--- Challenge ---
How many lines hold the string "پروژه"? Reply with the number alone.

* start *

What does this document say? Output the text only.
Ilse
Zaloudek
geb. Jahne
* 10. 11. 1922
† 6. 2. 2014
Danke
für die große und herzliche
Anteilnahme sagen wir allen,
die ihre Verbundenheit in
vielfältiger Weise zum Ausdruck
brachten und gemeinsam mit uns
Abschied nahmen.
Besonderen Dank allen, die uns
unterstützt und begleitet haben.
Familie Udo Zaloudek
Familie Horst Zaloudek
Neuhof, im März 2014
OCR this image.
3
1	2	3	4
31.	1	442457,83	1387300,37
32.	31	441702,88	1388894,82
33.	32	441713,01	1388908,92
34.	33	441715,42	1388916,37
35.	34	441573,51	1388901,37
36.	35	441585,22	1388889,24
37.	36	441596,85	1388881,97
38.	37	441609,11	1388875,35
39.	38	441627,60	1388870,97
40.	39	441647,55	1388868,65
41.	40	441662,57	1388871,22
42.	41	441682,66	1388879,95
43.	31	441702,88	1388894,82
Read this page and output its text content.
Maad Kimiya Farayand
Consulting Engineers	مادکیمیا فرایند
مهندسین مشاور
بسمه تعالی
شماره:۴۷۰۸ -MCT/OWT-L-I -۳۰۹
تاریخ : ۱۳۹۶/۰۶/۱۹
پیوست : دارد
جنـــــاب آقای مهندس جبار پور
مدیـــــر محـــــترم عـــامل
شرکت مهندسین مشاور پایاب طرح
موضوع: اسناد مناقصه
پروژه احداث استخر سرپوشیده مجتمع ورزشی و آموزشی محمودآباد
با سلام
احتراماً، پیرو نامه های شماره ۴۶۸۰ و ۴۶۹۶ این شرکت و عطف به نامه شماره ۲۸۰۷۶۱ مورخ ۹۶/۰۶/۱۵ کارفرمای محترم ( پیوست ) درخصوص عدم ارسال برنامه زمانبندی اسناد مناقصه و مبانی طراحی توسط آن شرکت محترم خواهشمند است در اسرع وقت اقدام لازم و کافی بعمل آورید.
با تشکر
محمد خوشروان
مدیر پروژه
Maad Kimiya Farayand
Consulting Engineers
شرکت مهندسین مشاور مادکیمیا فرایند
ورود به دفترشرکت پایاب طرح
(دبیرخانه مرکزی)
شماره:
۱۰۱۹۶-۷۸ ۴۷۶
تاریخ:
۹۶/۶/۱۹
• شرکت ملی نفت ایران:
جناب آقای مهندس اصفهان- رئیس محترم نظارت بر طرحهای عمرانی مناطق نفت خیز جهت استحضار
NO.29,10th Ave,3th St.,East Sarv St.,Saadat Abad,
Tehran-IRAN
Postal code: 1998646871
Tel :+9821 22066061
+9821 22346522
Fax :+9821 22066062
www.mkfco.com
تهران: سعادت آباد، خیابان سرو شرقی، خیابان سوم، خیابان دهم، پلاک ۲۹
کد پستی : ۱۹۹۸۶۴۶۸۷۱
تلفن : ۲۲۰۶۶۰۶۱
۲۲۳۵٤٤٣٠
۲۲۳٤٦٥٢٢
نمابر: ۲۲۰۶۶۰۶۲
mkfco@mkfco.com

* end *

--- Response for this exercise ---
2